## START Data supplied

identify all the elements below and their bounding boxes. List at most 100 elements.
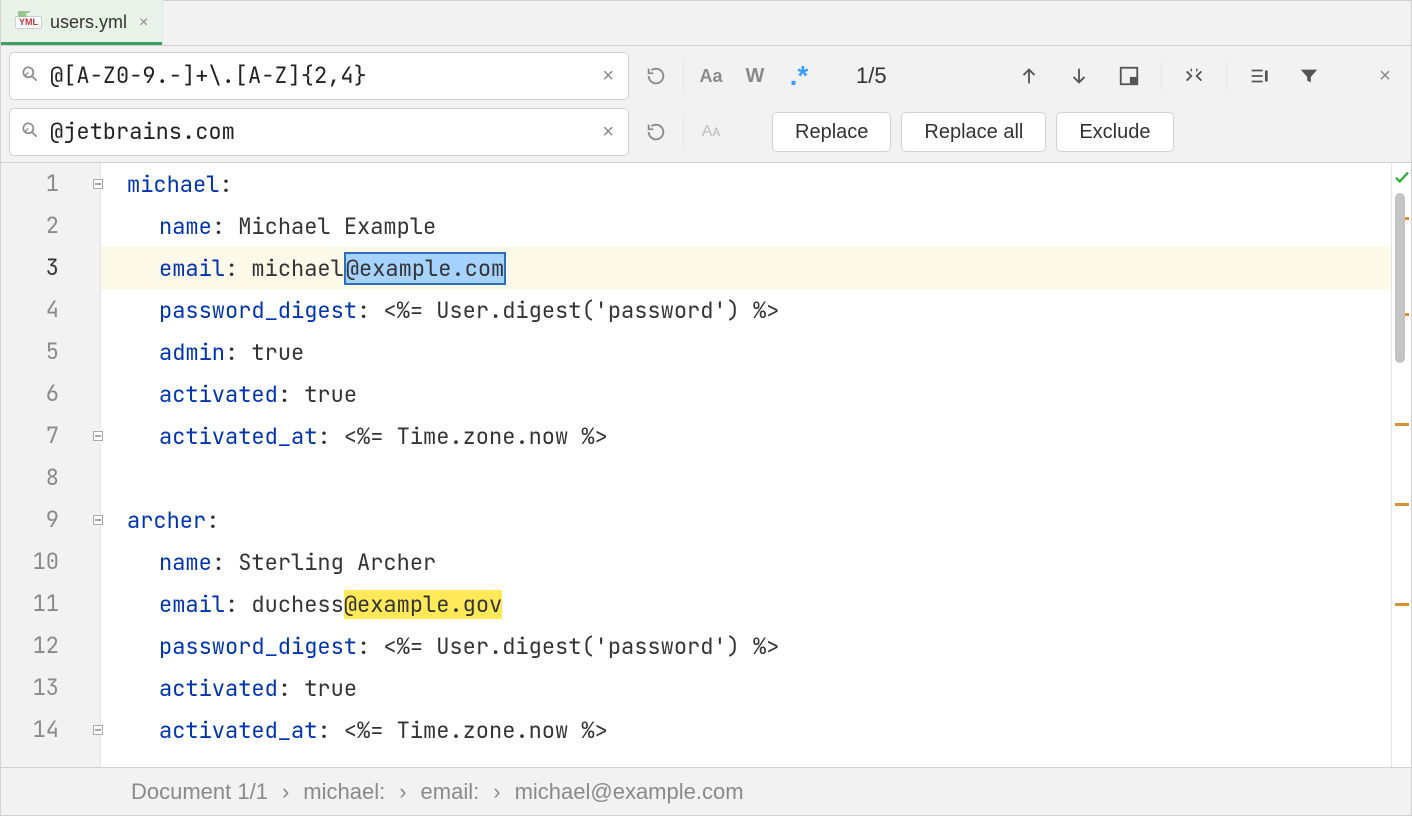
preserve-case-toggle[interactable]: Aᴀ [694, 115, 728, 149]
replace-row: @jetbrains.com × Aᴀ Replace Replace all … [9, 108, 1403, 156]
find-input-box[interactable]: @[A-Z0-9.-]+\.[A-Z]{2,4} × [9, 52, 629, 100]
code-token: : <%= User.digest('password') %> [357, 296, 779, 325]
code-token: michael [127, 170, 219, 199]
match-case-toggle[interactable]: Aa [694, 59, 728, 93]
line-number: 13 [1, 667, 59, 709]
editor-tab-users-yml[interactable]: YML users.yml × [1, 0, 163, 45]
code-line[interactable]: activated_at: <%= Time.zone.now %> [101, 415, 1391, 457]
line-number: 6 [1, 373, 59, 415]
code-area[interactable]: michael:name: Michael Exampleemail: mich… [101, 163, 1391, 767]
replace-all-button[interactable]: Replace all [901, 112, 1046, 152]
code-token: name [159, 548, 212, 577]
code-token: : Michael Example [212, 212, 436, 241]
code-line[interactable]: email: michael@example.com [101, 247, 1391, 289]
inspection-ok-icon [1392, 167, 1411, 187]
find-replace-panel: @[A-Z0-9.-]+\.[A-Z]{2,4} × Aa W .* 1/5 [1, 46, 1411, 163]
file-type-icon: YML [15, 16, 42, 29]
code-token: email [159, 590, 225, 619]
line-number: 1 [1, 163, 59, 205]
code-line[interactable]: archer: [101, 499, 1391, 541]
next-match-icon[interactable] [1061, 58, 1097, 94]
code-line[interactable]: email: duchess@example.gov [101, 583, 1391, 625]
replace-input[interactable]: @jetbrains.com [50, 119, 588, 145]
close-find-icon[interactable]: × [1367, 58, 1403, 94]
code-token: : Sterling Archer [212, 548, 436, 577]
stripe-match-marker[interactable] [1395, 423, 1409, 426]
tab-filename: users.yml [50, 12, 127, 33]
code-token: activated_at [159, 716, 317, 745]
error-stripe[interactable] [1391, 163, 1411, 767]
chevron-right-icon: › [399, 779, 406, 805]
code-token: : duchess [225, 590, 344, 619]
breadcrumb-doc[interactable]: Document 1/1 [131, 779, 268, 805]
code-line[interactable]: name: Michael Example [101, 205, 1391, 247]
breadcrumb-segment[interactable]: email: [421, 779, 480, 805]
stripe-match-marker[interactable] [1395, 603, 1409, 606]
separator [683, 61, 684, 91]
code-line[interactable] [101, 457, 1391, 499]
line-number: 14 [1, 709, 59, 751]
replace-button[interactable]: Replace [772, 112, 891, 152]
exclude-button[interactable]: Exclude [1056, 112, 1173, 152]
prev-match-icon[interactable] [1011, 58, 1047, 94]
code-token: : <%= Time.zone.now %> [317, 716, 607, 745]
separator [1161, 61, 1162, 91]
separator [683, 117, 684, 147]
breadcrumb-bar: Document 1/1 › michael: › email: › micha… [1, 767, 1411, 815]
code-editor[interactable]: 1234567891011121314 michael:name: Michae… [1, 163, 1411, 767]
clear-find-icon[interactable]: × [598, 65, 618, 88]
code-token: password_digest [159, 632, 357, 661]
select-all-occurrences-icon[interactable] [1111, 58, 1147, 94]
code-token: : true [225, 338, 304, 367]
chevron-right-icon: › [493, 779, 500, 805]
chevron-right-icon: › [282, 779, 289, 805]
code-token: activated [159, 674, 278, 703]
code-line[interactable]: activated: true [101, 667, 1391, 709]
code-line[interactable]: admin: true [101, 331, 1391, 373]
separator [1226, 61, 1227, 91]
ide-window: YML users.yml × @[A-Z0-9.-]+\.[A-Z]{2,4}… [0, 0, 1412, 816]
history-icon[interactable] [639, 59, 673, 93]
active-tab-underline [1, 42, 162, 45]
breadcrumb-segment[interactable]: michael@example.com [515, 779, 744, 805]
line-number: 5 [1, 331, 59, 373]
code-token: email [159, 254, 225, 283]
in-selection-icon[interactable] [1176, 58, 1212, 94]
code-line[interactable]: password_digest: <%= User.digest('passwo… [101, 625, 1391, 667]
code-token: : [219, 170, 232, 199]
replace-input-box[interactable]: @jetbrains.com × [9, 108, 629, 156]
code-token: activated [159, 380, 278, 409]
search-icon [20, 64, 40, 89]
code-token: : true [278, 674, 357, 703]
code-line[interactable]: activated: true [101, 373, 1391, 415]
code-token: : true [278, 380, 357, 409]
history-icon[interactable] [639, 115, 673, 149]
match-highlight: @example.gov [344, 590, 502, 619]
open-results-window-icon[interactable] [1241, 58, 1277, 94]
close-tab-icon[interactable]: × [139, 14, 148, 32]
filter-icon[interactable] [1291, 58, 1327, 94]
line-number: 12 [1, 625, 59, 667]
code-line[interactable]: password_digest: <%= User.digest('passwo… [101, 289, 1391, 331]
clear-replace-icon[interactable]: × [598, 121, 618, 144]
line-number: 10 [1, 541, 59, 583]
find-nav-tools: × [1011, 58, 1403, 94]
line-number: 3 [1, 247, 59, 289]
scrollbar-thumb[interactable] [1395, 193, 1405, 363]
line-number: 7 [1, 415, 59, 457]
regex-toggle[interactable]: .* [782, 59, 816, 93]
code-line[interactable]: activated_at: <%= Time.zone.now %> [101, 709, 1391, 751]
find-row: @[A-Z0-9.-]+\.[A-Z]{2,4} × Aa W .* 1/5 [9, 52, 1403, 100]
stripe-match-marker[interactable] [1395, 503, 1409, 506]
line-number: 11 [1, 583, 59, 625]
code-line[interactable]: name: Sterling Archer [101, 541, 1391, 583]
code-token: : <%= Time.zone.now %> [317, 422, 607, 451]
code-token: : michael [225, 254, 344, 283]
breadcrumb-segment[interactable]: michael: [303, 779, 385, 805]
code-token: admin [159, 338, 225, 367]
find-input[interactable]: @[A-Z0-9.-]+\.[A-Z]{2,4} [50, 63, 588, 89]
code-line[interactable]: michael: [101, 163, 1391, 205]
match-counter: 1/5 [826, 63, 917, 89]
words-toggle[interactable]: W [738, 59, 772, 93]
code-token: name [159, 212, 212, 241]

## END Data supplied

▸ Given request
Can you rewrite all of the data above with "code-line" changed to "editor-line" everywhere, keeping everything else the same and leaving out the pictures?

▸ Exercise response
identify all the elements below and their bounding boxes. List at most 100 elements.
preserve-case-toggle[interactable]: Aᴀ [694, 115, 728, 149]
replace-row: @jetbrains.com × Aᴀ Replace Replace all … [9, 108, 1403, 156]
find-input-box[interactable]: @[A-Z0-9.-]+\.[A-Z]{2,4} × [9, 52, 629, 100]
code-token: : <%= User.digest('password') %> [357, 296, 779, 325]
code-token: michael [127, 170, 219, 199]
match-case-toggle[interactable]: Aa [694, 59, 728, 93]
line-number: 13 [1, 667, 59, 709]
editor-tab-users-yml[interactable]: YML users.yml × [1, 0, 163, 45]
editor-line[interactable]: activated_at: <%= Time.zone.now %> [101, 415, 1391, 457]
line-number: 6 [1, 373, 59, 415]
code-area[interactable]: michael:name: Michael Exampleemail: mich… [101, 163, 1391, 767]
replace-all-button[interactable]: Replace all [901, 112, 1046, 152]
code-token: name [159, 548, 212, 577]
code-token: : Michael Example [212, 212, 436, 241]
editor-line[interactable]: email: michael@example.com [101, 247, 1391, 289]
inspection-ok-icon [1392, 167, 1411, 187]
find-replace-panel: @[A-Z0-9.-]+\.[A-Z]{2,4} × Aa W .* 1/5 [1, 46, 1411, 163]
file-type-icon: YML [15, 16, 42, 29]
code-token: email [159, 590, 225, 619]
line-number: 1 [1, 163, 59, 205]
editor-line[interactable]: archer: [101, 499, 1391, 541]
next-match-icon[interactable] [1061, 58, 1097, 94]
editor-line[interactable]: email: duchess@example.gov [101, 583, 1391, 625]
replace-input[interactable]: @jetbrains.com [50, 119, 588, 145]
close-find-icon[interactable]: × [1367, 58, 1403, 94]
code-token: : Sterling Archer [212, 548, 436, 577]
stripe-match-marker[interactable] [1395, 423, 1409, 426]
tab-filename: users.yml [50, 12, 127, 33]
code-token: activated_at [159, 716, 317, 745]
error-stripe[interactable] [1391, 163, 1411, 767]
chevron-right-icon: › [399, 779, 406, 805]
code-token: : duchess [225, 590, 344, 619]
breadcrumb-doc[interactable]: Document 1/1 [131, 779, 268, 805]
editor-line[interactable]: name: Michael Example [101, 205, 1391, 247]
breadcrumb-segment[interactable]: email: [421, 779, 480, 805]
stripe-match-marker[interactable] [1395, 603, 1409, 606]
separator [683, 61, 684, 91]
editor-line[interactable] [101, 457, 1391, 499]
line-number: 14 [1, 709, 59, 751]
replace-button[interactable]: Replace [772, 112, 891, 152]
exclude-button[interactable]: Exclude [1056, 112, 1173, 152]
prev-match-icon[interactable] [1011, 58, 1047, 94]
code-token: : <%= Time.zone.now %> [317, 716, 607, 745]
separator [1161, 61, 1162, 91]
separator [683, 117, 684, 147]
breadcrumb-bar: Document 1/1 › michael: › email: › micha… [1, 767, 1411, 815]
code-editor[interactable]: 1234567891011121314 michael:name: Michae… [1, 163, 1411, 767]
clear-find-icon[interactable]: × [598, 65, 618, 88]
code-token: password_digest [159, 632, 357, 661]
select-all-occurrences-icon[interactable] [1111, 58, 1147, 94]
code-token: : true [225, 338, 304, 367]
chevron-right-icon: › [493, 779, 500, 805]
chevron-right-icon: › [282, 779, 289, 805]
code-token: activated [159, 674, 278, 703]
editor-line[interactable]: activated: true [101, 667, 1391, 709]
editor-line[interactable]: admin: true [101, 331, 1391, 373]
separator [1226, 61, 1227, 91]
ide-window: YML users.yml × @[A-Z0-9.-]+\.[A-Z]{2,4}… [0, 0, 1412, 816]
history-icon[interactable] [639, 59, 673, 93]
active-tab-underline [1, 42, 162, 45]
breadcrumb-segment[interactable]: michael@example.com [515, 779, 744, 805]
line-number: 5 [1, 331, 59, 373]
code-token: email [159, 254, 225, 283]
in-selection-icon[interactable] [1176, 58, 1212, 94]
editor-line[interactable]: password_digest: <%= User.digest('passwo… [101, 625, 1391, 667]
code-token: : [219, 170, 232, 199]
replace-input-box[interactable]: @jetbrains.com × [9, 108, 629, 156]
code-token: activated [159, 380, 278, 409]
search-icon [20, 64, 40, 89]
code-token: : true [278, 674, 357, 703]
editor-line[interactable]: activated: true [101, 373, 1391, 415]
code-token: : true [278, 380, 357, 409]
history-icon[interactable] [639, 115, 673, 149]
match-highlight: @example.gov [344, 590, 502, 619]
open-results-window-icon[interactable] [1241, 58, 1277, 94]
close-tab-icon[interactable]: × [139, 14, 148, 32]
filter-icon[interactable] [1291, 58, 1327, 94]
line-number: 12 [1, 625, 59, 667]
editor-line[interactable]: password_digest: <%= User.digest('passwo… [101, 289, 1391, 331]
clear-replace-icon[interactable]: × [598, 121, 618, 144]
line-number: 10 [1, 541, 59, 583]
find-nav-tools: × [1011, 58, 1403, 94]
line-number: 3 [1, 247, 59, 289]
scrollbar-thumb[interactable] [1395, 193, 1405, 363]
line-number: 7 [1, 415, 59, 457]
regex-toggle[interactable]: .* [782, 59, 816, 93]
editor-line[interactable]: activated_at: <%= Time.zone.now %> [101, 709, 1391, 751]
find-row: @[A-Z0-9.-]+\.[A-Z]{2,4} × Aa W .* 1/5 [9, 52, 1403, 100]
stripe-match-marker[interactable] [1395, 503, 1409, 506]
line-number: 11 [1, 583, 59, 625]
editor-line[interactable]: name: Sterling Archer [101, 541, 1391, 583]
code-token: : <%= Time.zone.now %> [317, 422, 607, 451]
code-token: : michael [225, 254, 344, 283]
breadcrumb-segment[interactable]: michael: [303, 779, 385, 805]
code-token: admin [159, 338, 225, 367]
find-input[interactable]: @[A-Z0-9.-]+\.[A-Z]{2,4} [50, 63, 588, 89]
editor-line[interactable]: michael: [101, 163, 1391, 205]
match-counter: 1/5 [826, 63, 917, 89]
words-toggle[interactable]: W [738, 59, 772, 93]
code-token: name [159, 212, 212, 241]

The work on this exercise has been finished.